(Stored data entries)
--------------------------------
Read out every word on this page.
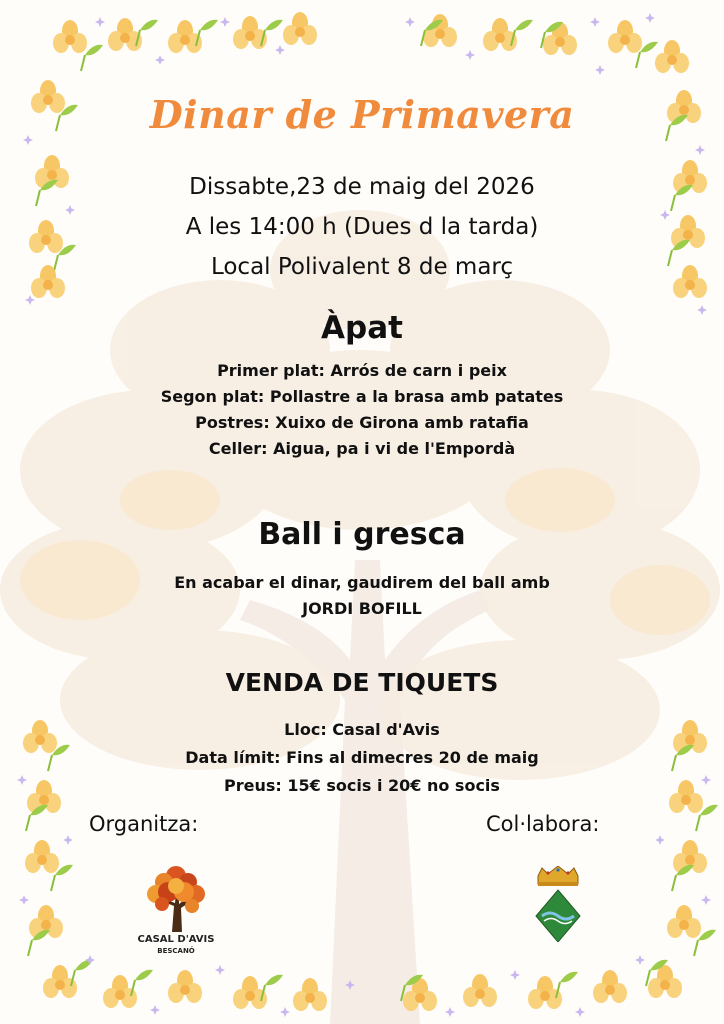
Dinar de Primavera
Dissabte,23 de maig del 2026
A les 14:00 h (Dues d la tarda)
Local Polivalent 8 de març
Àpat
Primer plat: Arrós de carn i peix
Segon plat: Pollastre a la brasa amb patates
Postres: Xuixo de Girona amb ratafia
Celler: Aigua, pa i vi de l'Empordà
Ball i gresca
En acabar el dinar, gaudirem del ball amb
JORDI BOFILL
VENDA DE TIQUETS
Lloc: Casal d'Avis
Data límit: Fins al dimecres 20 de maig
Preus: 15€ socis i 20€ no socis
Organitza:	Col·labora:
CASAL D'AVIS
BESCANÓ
--------------------------------
■ The task
From the material above, copy everything exactly but the pictures.

■ Expected answer
Read out every word on this page.
Dinar de Primavera
Dissabte,23 de maig del 2026
A les 14:00 h (Dues d la tarda)
Local Polivalent 8 de març
Àpat
Primer plat: Arrós de carn i peix
Segon plat: Pollastre a la brasa amb patates
Postres: Xuixo de Girona amb ratafia
Celler: Aigua, pa i vi de l'Empordà
Ball i gresca
En acabar el dinar, gaudirem del ball amb
JORDI BOFILL
VENDA DE TIQUETS
Lloc: Casal d'Avis
Data límit: Fins al dimecres 20 de maig
Preus: 15€ socis i 20€ no socis
Organitza:	Col·labora:
CASAL D'AVIS
BESCANÓ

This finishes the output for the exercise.